Provided text:
>>

Hello dear,

Please clarify what you mean by "but different elements in the secondary diagonals, which are randomly arranged." It would be useful to give examples of the type of matrix you are referring to.

e.g. the upper secondary diagonal would be

t1, t2, t1, t3, t2, t1, t1, etc i.e. randomly arranged

Dear Constatinos, thank you for this nice question; the answer is positive:

• If A is an n×n tridiagonal Hermitian matrix with n even and all diagonal elements 0, then its characteristic polynomial is biquadratic. It says, that if λ is an eigenvalue, then necessarily - λ is eigenvalue of A, with the same multiplicity.
• If n is odd, 0 is an eigenvalue of A and [det (A-λI)]/λ is biquadratic.
• Second step consists on the fact, that: If λ is an eigenvalue of A, then cλ is eigenvalue of A+cI.

Dear Viera,

Thanks a lot for the enlightenment! :)

For your first and second bullet,

I have checked with n=3 and n=4 (and main diagonal elements zero).

For your third bullet maybe there is a typographical error:

if λ is an eigenvalue of A, then c+λ is an eigenvalue of A+cI

Best Regards, Thank you again for your kind explanation,

Constantinos Simserides

Dear Constantinos, you´re right, the sign + dropped out.

<<

Parts of the exercise:
1) According to the forum thread, what kind of characteristic polynomial does an n×n tridiagonal Hermitian matrix with n even and all diagonal elements 0 have?
2) Print the forum thread word for word, from "Dear Constatinos, thank" down to "the same multiplicity.".

Data segment:
>>

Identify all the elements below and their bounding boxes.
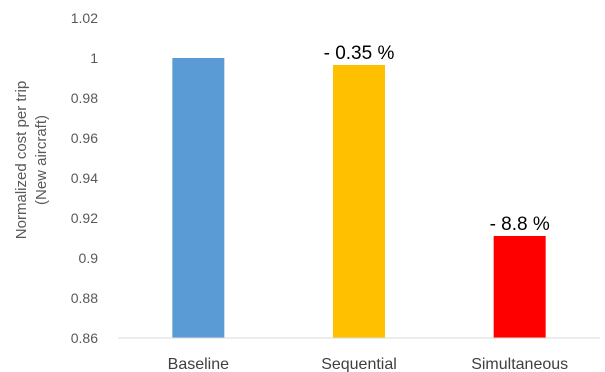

<<

Results in order:
1) A biquadratic one.

2)
Dear Constatinos, thank you for this nice question; the answer is positive:

• If A is an n×n tridiagonal Hermitian matrix with n even and all diagonal elements 0, then its characteristic polynomial is biquadratic. It says, that if λ is an eigenvalue, then necessarily - λ is eigenvalue of A, with the same multiplicity.